• **SOURCE TEXT**:
[Start of Attachment]

Monday, October 9, 2017

Not Just Another Halloween Bash

Several years back, someone got the bright idea The Unbelievables should throw a Halloween party. 

It wasn't me. It wasn't Jeff. And it wasn't Clark. We have enough business to attend to as dashing, crime-fighting upkeepers of the tried and true.

No ... it was the general public at large.

John Q. Public, out there in Stiletto Flats somewhere, came along one day and asked "You know what? Why not have The Unbelievables host Stiletto Flats Halloween Bash this year?" The idea was bandied about, ended up growing legs and, suddenly, it was a town rallying cry resulting in an official invitation to us from the mayor of Stiletto Flats himself. He called us down to his office one afternoon, passed warm greetings all around and put the question to us:

"How 'bout it guys? Everyone knows your parties are legendary over there at the Unbelieva-Base. I hear past parties contained apple bobbing that's legendary! We think you guys would put together a terrific shindig!" he stated enthusiastically.

[End of Attachment]

• **YOUR ASSIGNMENT**: Extend the Halloween bash post, picking up right after the mayor's enthusiastic pitch. The entries that come next are separate material and are not part of the Halloween bash post.

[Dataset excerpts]

[Start of Attachment]

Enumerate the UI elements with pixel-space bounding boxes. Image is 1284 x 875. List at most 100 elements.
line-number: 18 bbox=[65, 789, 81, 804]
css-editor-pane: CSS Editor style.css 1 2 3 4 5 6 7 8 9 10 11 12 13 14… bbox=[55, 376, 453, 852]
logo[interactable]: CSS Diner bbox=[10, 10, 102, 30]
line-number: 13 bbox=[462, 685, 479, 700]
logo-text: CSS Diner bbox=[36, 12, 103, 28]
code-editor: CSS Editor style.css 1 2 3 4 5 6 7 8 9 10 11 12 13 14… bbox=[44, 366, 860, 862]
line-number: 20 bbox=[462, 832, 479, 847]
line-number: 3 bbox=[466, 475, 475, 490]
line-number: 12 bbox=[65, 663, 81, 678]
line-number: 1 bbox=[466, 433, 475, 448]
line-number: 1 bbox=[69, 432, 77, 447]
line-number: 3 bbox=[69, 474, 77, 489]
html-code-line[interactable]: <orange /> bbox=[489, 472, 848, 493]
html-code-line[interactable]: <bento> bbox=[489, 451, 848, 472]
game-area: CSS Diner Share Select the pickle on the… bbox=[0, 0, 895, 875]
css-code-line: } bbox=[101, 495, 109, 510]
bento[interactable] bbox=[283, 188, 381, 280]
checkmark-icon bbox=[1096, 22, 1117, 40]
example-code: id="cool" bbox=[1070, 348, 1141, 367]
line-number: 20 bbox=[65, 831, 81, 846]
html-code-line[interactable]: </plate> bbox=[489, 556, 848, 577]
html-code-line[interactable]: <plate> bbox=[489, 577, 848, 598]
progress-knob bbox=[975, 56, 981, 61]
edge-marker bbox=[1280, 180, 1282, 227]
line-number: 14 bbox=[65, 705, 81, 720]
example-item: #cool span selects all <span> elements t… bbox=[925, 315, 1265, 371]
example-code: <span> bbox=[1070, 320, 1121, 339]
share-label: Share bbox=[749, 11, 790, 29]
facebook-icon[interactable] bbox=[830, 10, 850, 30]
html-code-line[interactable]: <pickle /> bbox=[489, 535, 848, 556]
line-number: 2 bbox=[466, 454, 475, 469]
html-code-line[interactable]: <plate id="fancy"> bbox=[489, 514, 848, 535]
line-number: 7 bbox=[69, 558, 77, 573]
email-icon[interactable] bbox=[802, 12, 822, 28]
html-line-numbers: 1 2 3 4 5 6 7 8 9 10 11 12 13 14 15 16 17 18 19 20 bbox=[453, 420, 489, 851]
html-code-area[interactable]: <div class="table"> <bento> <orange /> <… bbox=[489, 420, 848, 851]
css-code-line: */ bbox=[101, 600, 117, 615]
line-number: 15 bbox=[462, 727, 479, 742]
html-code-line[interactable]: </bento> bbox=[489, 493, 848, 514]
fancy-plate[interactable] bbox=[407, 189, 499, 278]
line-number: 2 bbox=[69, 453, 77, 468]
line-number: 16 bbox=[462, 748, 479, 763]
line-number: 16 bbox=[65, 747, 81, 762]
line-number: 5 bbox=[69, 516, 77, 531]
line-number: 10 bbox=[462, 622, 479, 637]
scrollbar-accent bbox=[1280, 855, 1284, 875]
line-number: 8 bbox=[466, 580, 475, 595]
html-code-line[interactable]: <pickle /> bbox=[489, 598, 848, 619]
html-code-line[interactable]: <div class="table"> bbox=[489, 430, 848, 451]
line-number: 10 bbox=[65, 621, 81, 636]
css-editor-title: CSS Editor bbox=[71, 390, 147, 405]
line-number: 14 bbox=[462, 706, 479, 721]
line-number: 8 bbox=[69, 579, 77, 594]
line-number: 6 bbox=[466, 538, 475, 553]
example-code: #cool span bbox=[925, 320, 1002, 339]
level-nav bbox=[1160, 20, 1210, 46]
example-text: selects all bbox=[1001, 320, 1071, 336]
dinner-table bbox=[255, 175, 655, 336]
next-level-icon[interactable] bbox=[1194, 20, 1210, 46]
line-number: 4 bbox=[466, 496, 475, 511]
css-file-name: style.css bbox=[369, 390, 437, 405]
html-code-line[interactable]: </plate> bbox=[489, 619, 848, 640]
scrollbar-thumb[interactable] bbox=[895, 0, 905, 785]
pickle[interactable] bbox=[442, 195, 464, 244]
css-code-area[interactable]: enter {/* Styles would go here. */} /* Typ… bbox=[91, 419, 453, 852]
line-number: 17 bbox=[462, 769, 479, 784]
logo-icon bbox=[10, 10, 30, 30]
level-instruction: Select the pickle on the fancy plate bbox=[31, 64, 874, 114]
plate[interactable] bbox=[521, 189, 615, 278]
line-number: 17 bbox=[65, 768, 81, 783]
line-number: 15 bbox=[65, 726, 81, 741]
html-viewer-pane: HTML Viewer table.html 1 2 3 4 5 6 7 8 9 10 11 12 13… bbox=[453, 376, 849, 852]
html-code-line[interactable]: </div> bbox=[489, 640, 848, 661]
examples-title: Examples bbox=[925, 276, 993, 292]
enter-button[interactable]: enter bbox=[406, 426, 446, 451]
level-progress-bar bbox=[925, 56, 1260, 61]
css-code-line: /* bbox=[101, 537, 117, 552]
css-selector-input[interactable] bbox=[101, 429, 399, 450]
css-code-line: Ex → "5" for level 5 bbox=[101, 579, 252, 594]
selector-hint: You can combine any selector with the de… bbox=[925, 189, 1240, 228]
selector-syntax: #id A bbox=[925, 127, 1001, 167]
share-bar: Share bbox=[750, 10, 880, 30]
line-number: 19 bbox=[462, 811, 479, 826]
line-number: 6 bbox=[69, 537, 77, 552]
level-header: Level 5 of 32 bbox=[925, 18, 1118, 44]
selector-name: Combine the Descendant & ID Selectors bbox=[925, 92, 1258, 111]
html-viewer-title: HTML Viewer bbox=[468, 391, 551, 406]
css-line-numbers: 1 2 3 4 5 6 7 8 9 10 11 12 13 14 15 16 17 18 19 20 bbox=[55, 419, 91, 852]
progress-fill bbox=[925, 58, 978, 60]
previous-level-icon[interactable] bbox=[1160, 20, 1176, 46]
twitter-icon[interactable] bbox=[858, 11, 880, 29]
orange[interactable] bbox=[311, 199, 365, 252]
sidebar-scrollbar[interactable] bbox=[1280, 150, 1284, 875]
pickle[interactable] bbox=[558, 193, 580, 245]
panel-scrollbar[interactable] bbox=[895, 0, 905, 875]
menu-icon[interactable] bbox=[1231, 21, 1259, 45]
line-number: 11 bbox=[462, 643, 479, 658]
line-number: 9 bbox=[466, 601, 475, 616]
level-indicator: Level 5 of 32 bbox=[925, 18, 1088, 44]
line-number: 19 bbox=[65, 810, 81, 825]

[End of Attachment]

• **RESPONSE TO THIS TASK**:
We might know a trick or two about apple bobbing ...

"What about the muckety-mucks who disagree with the term 'Halloween'?" Jeff wondered. "You know there's always a group out there who want to ruin all the fun for everyone  ... turn it into a 'Harvest Festival' and quash the spooky element out of it."

"Oh, don't worry about them. The whole town is up for this thing. The naysayers won't come near - they'll stay at home and want nothing to do with it. No trouble at all." The Mayor's words held water. Stiletto Flats is a pretty open and close-knit community with most folks on the same page. It's not without a few grumblers but what city isn't? And they do keep to themselves.

"We have free reign as to how we put it together?" Clark asked. 

Yeah ... we had ideas how to throw this party ...

"Certainly! We'll provide whatever venue you like, tables, chairs and all that jazz and even assign you a crew of grunts to help you put everything together if you like. Maybe you could invite the weird guy AppleBobby, too!"

AppleBob Appleby you mean? Uhhhm ... probably not ...

"We'll get back to you on him ... but sold!" I exclaimed looking at the guys for confirmation. "Just one thing: Halloween is on a weekday, school night and whatnot. Let's do it the Saturday prior. Good?"

"Terrific!" The Mayor agreed.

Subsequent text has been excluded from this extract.